**What needs to be done:** Gather all lines in the records below that include the word "compose".

(Saved data entries)
- - -

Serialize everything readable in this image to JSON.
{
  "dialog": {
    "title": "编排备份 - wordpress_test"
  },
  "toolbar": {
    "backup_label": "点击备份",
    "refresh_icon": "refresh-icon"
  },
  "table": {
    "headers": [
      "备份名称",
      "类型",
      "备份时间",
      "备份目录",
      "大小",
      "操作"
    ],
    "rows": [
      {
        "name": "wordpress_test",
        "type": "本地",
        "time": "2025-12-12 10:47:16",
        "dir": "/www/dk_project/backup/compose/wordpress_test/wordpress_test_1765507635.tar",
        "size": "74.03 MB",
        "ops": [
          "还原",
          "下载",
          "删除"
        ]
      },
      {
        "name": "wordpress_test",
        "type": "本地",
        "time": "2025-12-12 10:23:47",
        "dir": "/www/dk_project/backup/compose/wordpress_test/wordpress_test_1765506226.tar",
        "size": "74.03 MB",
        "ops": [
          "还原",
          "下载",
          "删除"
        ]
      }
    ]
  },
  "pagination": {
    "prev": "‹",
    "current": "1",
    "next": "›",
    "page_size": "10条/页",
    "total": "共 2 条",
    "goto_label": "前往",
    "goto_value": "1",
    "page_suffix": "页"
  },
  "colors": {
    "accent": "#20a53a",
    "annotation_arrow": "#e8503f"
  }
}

- - -

**Worked answer:**
        "dir": "/www/dk_project/backup/compose/wordpress_test/wordpress_test_1765507635.tar",
        "dir": "/www/dk_project/backup/compose/wordpress_test/wordpress_test_1765506226.tar",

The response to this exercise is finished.